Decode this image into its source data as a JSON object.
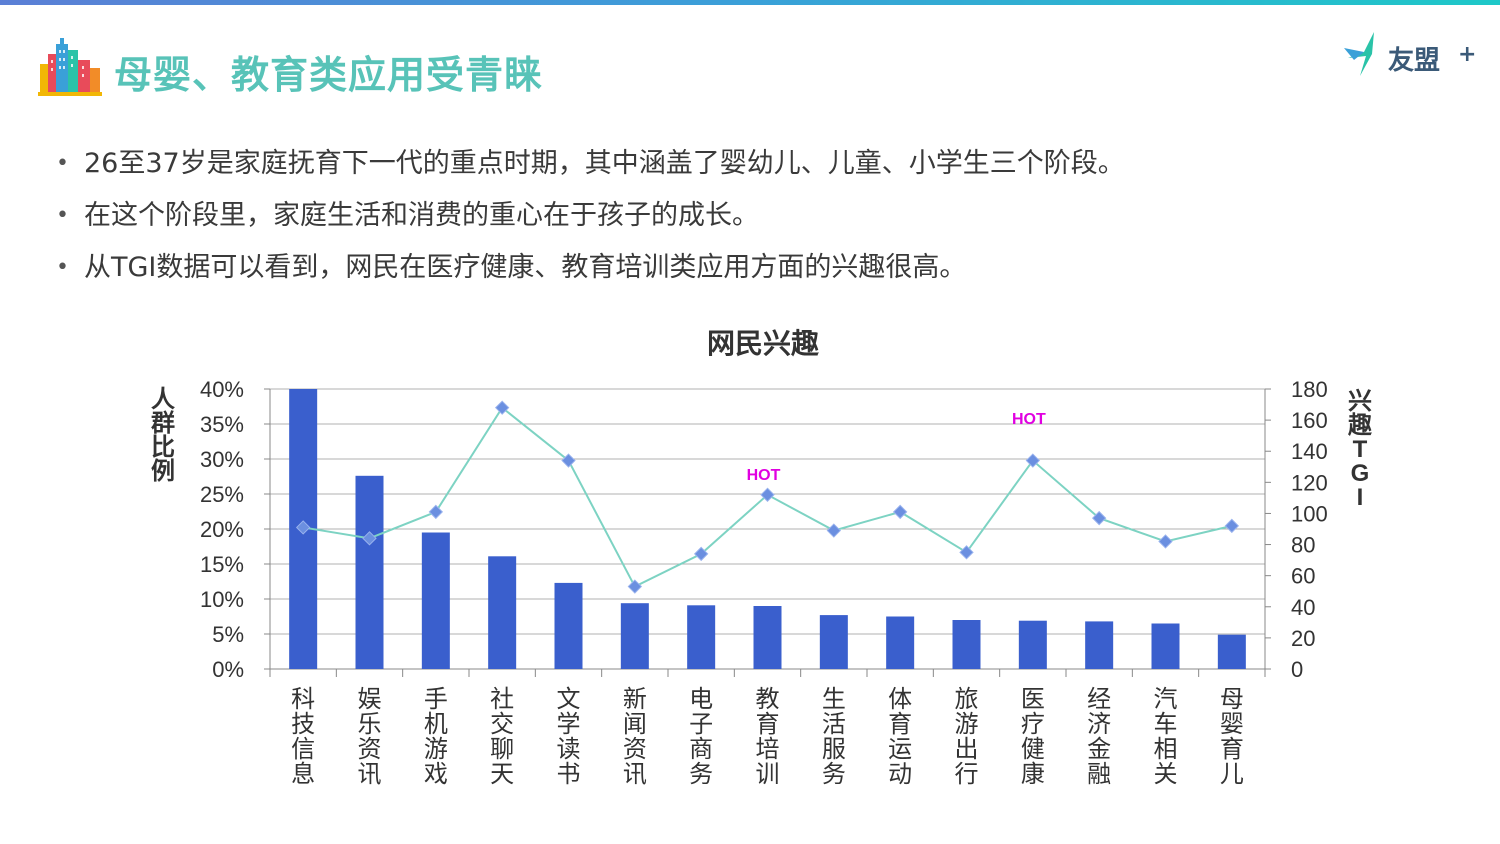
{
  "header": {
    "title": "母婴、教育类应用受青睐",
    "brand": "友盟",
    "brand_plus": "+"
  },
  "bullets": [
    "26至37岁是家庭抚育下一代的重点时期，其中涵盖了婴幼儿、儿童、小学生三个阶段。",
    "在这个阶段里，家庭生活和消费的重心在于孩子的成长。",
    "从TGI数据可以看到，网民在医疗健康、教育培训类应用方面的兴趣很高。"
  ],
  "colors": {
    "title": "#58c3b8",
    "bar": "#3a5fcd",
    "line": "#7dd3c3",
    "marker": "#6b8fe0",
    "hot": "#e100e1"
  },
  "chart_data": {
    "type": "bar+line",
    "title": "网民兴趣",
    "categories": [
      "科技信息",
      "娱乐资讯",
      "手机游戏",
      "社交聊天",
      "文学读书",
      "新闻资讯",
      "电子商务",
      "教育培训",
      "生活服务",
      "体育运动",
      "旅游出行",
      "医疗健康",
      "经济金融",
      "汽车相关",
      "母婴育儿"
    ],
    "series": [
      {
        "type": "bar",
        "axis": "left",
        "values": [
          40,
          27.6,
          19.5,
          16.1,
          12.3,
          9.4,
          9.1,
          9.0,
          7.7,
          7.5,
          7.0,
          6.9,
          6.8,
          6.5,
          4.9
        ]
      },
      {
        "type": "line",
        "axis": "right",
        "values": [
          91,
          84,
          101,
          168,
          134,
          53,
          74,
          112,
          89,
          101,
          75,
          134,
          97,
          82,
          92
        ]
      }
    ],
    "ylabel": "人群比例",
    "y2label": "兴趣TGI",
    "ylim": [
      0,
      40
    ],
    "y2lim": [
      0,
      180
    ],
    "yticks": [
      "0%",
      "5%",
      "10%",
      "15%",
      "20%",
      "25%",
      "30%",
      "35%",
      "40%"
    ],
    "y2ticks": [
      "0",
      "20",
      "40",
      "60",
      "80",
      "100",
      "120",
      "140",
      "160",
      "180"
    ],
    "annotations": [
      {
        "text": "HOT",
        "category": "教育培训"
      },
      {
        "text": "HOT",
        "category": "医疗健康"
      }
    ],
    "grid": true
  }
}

What you have to do
Write out all the records again, exactly, minus any pictures.

Task response
Decode this image into its source data as a JSON object.
{
  "header": {
    "title": "母婴、教育类应用受青睐",
    "brand": "友盟",
    "brand_plus": "+"
  },
  "bullets": [
    "26至37岁是家庭抚育下一代的重点时期，其中涵盖了婴幼儿、儿童、小学生三个阶段。",
    "在这个阶段里，家庭生活和消费的重心在于孩子的成长。",
    "从TGI数据可以看到，网民在医疗健康、教育培训类应用方面的兴趣很高。"
  ],
  "colors": {
    "title": "#58c3b8",
    "bar": "#3a5fcd",
    "line": "#7dd3c3",
    "marker": "#6b8fe0",
    "hot": "#e100e1"
  },
  "chart_data": {
    "type": "bar+line",
    "title": "网民兴趣",
    "categories": [
      "科技信息",
      "娱乐资讯",
      "手机游戏",
      "社交聊天",
      "文学读书",
      "新闻资讯",
      "电子商务",
      "教育培训",
      "生活服务",
      "体育运动",
      "旅游出行",
      "医疗健康",
      "经济金融",
      "汽车相关",
      "母婴育儿"
    ],
    "series": [
      {
        "type": "bar",
        "axis": "left",
        "values": [
          40,
          27.6,
          19.5,
          16.1,
          12.3,
          9.4,
          9.1,
          9.0,
          7.7,
          7.5,
          7.0,
          6.9,
          6.8,
          6.5,
          4.9
        ]
      },
      {
        "type": "line",
        "axis": "right",
        "values": [
          91,
          84,
          101,
          168,
          134,
          53,
          74,
          112,
          89,
          101,
          75,
          134,
          97,
          82,
          92
        ]
      }
    ],
    "ylabel": "人群比例",
    "y2label": "兴趣TGI",
    "ylim": [
      0,
      40
    ],
    "y2lim": [
      0,
      180
    ],
    "yticks": [
      "0%",
      "5%",
      "10%",
      "15%",
      "20%",
      "25%",
      "30%",
      "35%",
      "40%"
    ],
    "y2ticks": [
      "0",
      "20",
      "40",
      "60",
      "80",
      "100",
      "120",
      "140",
      "160",
      "180"
    ],
    "annotations": [
      {
        "text": "HOT",
        "category": "教育培训"
      },
      {
        "text": "HOT",
        "category": "医疗健康"
      }
    ],
    "grid": true
  }
}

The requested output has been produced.